» Your objective:
Each entry in the listing below should be restated word for word.

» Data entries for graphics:
--- Begin ---
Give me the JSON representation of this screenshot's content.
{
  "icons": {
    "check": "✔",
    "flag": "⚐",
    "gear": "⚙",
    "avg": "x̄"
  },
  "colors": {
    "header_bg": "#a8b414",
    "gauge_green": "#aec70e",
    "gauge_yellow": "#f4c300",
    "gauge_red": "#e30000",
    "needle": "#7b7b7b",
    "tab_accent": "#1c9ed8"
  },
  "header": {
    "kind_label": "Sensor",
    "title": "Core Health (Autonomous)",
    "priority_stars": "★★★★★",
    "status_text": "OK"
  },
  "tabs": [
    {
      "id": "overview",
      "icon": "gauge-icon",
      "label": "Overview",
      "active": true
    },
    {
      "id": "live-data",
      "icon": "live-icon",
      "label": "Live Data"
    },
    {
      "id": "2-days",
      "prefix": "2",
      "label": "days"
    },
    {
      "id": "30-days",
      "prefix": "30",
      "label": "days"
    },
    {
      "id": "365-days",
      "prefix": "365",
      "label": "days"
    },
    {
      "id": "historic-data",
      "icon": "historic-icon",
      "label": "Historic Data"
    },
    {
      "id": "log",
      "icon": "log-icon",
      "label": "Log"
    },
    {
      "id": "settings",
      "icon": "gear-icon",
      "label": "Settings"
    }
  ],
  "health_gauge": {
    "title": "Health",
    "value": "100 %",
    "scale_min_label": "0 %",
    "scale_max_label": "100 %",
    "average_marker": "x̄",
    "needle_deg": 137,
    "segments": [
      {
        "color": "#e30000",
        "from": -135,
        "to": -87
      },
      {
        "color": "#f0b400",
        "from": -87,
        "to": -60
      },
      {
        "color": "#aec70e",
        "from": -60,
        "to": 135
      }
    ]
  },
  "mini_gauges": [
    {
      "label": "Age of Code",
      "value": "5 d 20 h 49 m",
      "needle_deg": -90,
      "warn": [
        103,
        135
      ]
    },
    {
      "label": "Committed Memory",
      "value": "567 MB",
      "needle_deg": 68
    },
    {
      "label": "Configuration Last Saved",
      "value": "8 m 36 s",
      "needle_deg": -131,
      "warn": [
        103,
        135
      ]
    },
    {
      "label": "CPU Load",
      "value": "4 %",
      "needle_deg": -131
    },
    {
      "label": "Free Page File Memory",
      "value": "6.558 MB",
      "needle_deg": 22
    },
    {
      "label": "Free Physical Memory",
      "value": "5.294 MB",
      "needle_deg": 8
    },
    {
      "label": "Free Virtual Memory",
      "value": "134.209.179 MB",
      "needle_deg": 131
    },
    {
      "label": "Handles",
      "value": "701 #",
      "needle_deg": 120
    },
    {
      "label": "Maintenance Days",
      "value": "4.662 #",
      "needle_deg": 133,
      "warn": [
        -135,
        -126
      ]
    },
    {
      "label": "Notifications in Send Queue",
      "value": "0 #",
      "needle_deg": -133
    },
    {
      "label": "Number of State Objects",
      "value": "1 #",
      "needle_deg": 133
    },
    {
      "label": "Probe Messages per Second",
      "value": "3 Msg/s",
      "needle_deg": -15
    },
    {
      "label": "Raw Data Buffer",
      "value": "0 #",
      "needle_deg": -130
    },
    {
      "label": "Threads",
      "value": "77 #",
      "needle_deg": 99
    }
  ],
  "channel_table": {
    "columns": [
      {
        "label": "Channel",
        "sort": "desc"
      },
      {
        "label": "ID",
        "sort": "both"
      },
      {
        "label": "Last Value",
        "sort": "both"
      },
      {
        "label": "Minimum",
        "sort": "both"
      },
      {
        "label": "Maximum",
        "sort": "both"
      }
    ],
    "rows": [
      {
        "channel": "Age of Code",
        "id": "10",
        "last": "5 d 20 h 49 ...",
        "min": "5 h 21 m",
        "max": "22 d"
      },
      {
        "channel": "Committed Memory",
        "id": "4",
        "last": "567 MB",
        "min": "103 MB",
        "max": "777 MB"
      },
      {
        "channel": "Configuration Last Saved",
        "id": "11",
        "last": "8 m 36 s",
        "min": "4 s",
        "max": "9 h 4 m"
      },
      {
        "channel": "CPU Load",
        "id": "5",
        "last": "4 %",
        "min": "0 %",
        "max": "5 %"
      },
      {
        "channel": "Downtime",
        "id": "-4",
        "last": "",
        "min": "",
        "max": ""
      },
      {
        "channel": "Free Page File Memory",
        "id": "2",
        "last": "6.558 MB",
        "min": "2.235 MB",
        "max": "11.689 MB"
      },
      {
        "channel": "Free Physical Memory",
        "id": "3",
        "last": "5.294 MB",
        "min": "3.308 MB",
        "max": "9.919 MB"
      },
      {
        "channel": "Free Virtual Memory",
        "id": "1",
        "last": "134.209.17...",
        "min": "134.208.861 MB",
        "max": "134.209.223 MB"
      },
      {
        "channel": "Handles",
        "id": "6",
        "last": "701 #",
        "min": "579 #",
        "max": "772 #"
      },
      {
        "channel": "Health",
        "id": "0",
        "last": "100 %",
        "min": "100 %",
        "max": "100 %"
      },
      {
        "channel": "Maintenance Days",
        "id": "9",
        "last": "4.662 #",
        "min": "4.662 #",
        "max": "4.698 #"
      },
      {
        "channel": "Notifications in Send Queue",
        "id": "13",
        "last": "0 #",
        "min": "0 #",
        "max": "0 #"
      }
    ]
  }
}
--- End ---
» Complete answer:
Give me the JSON representation of this screenshot's content.
{
  "icons": {
    "check": "✔",
    "flag": "⚐",
    "gear": "⚙",
    "avg": "x̄"
  },
  "colors": {
    "header_bg": "#a8b414",
    "gauge_green": "#aec70e",
    "gauge_yellow": "#f4c300",
    "gauge_red": "#e30000",
    "needle": "#7b7b7b",
    "tab_accent": "#1c9ed8"
  },
  "header": {
    "kind_label": "Sensor",
    "title": "Core Health (Autonomous)",
    "priority_stars": "★★★★★",
    "status_text": "OK"
  },
  "tabs": [
    {
      "id": "overview",
      "icon": "gauge-icon",
      "label": "Overview",
      "active": true
    },
    {
      "id": "live-data",
      "icon": "live-icon",
      "label": "Live Data"
    },
    {
      "id": "2-days",
      "prefix": "2",
      "label": "days"
    },
    {
      "id": "30-days",
      "prefix": "30",
      "label": "days"
    },
    {
      "id": "365-days",
      "prefix": "365",
      "label": "days"
    },
    {
      "id": "historic-data",
      "icon": "historic-icon",
      "label": "Historic Data"
    },
    {
      "id": "log",
      "icon": "log-icon",
      "label": "Log"
    },
    {
      "id": "settings",
      "icon": "gear-icon",
      "label": "Settings"
    }
  ],
  "health_gauge": {
    "title": "Health",
    "value": "100 %",
    "scale_min_label": "0 %",
    "scale_max_label": "100 %",
    "average_marker": "x̄",
    "needle_deg": 137,
    "segments": [
      {
        "color": "#e30000",
        "from": -135,
        "to": -87
      },
      {
        "color": "#f0b400",
        "from": -87,
        "to": -60
      },
      {
        "color": "#aec70e",
        "from": -60,
        "to": 135
      }
    ]
  },
  "mini_gauges": [
    {
      "label": "Age of Code",
      "value": "5 d 20 h 49 m",
      "needle_deg": -90,
      "warn": [
        103,
        135
      ]
    },
    {
      "label": "Committed Memory",
      "value": "567 MB",
      "needle_deg": 68
    },
    {
      "label": "Configuration Last Saved",
      "value": "8 m 36 s",
      "needle_deg": -131,
      "warn": [
        103,
        135
      ]
    },
    {
      "label": "CPU Load",
      "value": "4 %",
      "needle_deg": -131
    },
    {
      "label": "Free Page File Memory",
      "value": "6.558 MB",
      "needle_deg": 22
    },
    {
      "label": "Free Physical Memory",
      "value": "5.294 MB",
      "needle_deg": 8
    },
    {
      "label": "Free Virtual Memory",
      "value": "134.209.179 MB",
      "needle_deg": 131
    },
    {
      "label": "Handles",
      "value": "701 #",
      "needle_deg": 120
    },
    {
      "label": "Maintenance Days",
      "value": "4.662 #",
      "needle_deg": 133,
      "warn": [
        -135,
        -126
      ]
    },
    {
      "label": "Notifications in Send Queue",
      "value": "0 #",
      "needle_deg": -133
    },
    {
      "label": "Number of State Objects",
      "value": "1 #",
      "needle_deg": 133
    },
    {
      "label": "Probe Messages per Second",
      "value": "3 Msg/s",
      "needle_deg": -15
    },
    {
      "label": "Raw Data Buffer",
      "value": "0 #",
      "needle_deg": -130
    },
    {
      "label": "Threads",
      "value": "77 #",
      "needle_deg": 99
    }
  ],
  "channel_table": {
    "columns": [
      {
        "label": "Channel",
        "sort": "desc"
      },
      {
        "label": "ID",
        "sort": "both"
      },
      {
        "label": "Last Value",
        "sort": "both"
      },
      {
        "label": "Minimum",
        "sort": "both"
      },
      {
        "label": "Maximum",
        "sort": "both"
      }
    ],
    "rows": [
      {
        "channel": "Age of Code",
        "id": "10",
        "last": "5 d 20 h 49 ...",
        "min": "5 h 21 m",
        "max": "22 d"
      },
      {
        "channel": "Committed Memory",
        "id": "4",
        "last": "567 MB",
        "min": "103 MB",
        "max": "777 MB"
      },
      {
        "channel": "Configuration Last Saved",
        "id": "11",
        "last": "8 m 36 s",
        "min": "4 s",
        "max": "9 h 4 m"
      },
      {
        "channel": "CPU Load",
        "id": "5",
        "last": "4 %",
        "min": "0 %",
        "max": "5 %"
      },
      {
        "channel": "Downtime",
        "id": "-4",
        "last": "",
        "min": "",
        "max": ""
      },
      {
        "channel": "Free Page File Memory",
        "id": "2",
        "last": "6.558 MB",
        "min": "2.235 MB",
        "max": "11.689 MB"
      },
      {
        "channel": "Free Physical Memory",
        "id": "3",
        "last": "5.294 MB",
        "min": "3.308 MB",
        "max": "9.919 MB"
      },
      {
        "channel": "Free Virtual Memory",
        "id": "1",
        "last": "134.209.17...",
        "min": "134.208.861 MB",
        "max": "134.209.223 MB"
      },
      {
        "channel": "Handles",
        "id": "6",
        "last": "701 #",
        "min": "579 #",
        "max": "772 #"
      },
      {
        "channel": "Health",
        "id": "0",
        "last": "100 %",
        "min": "100 %",
        "max": "100 %"
      },
      {
        "channel": "Maintenance Days",
        "id": "9",
        "last": "4.662 #",
        "min": "4.662 #",
        "max": "4.698 #"
      },
      {
        "channel": "Notifications in Send Queue",
        "id": "13",
        "last": "0 #",
        "min": "0 #",
        "max": "0 #"
      }
    ]
  }
}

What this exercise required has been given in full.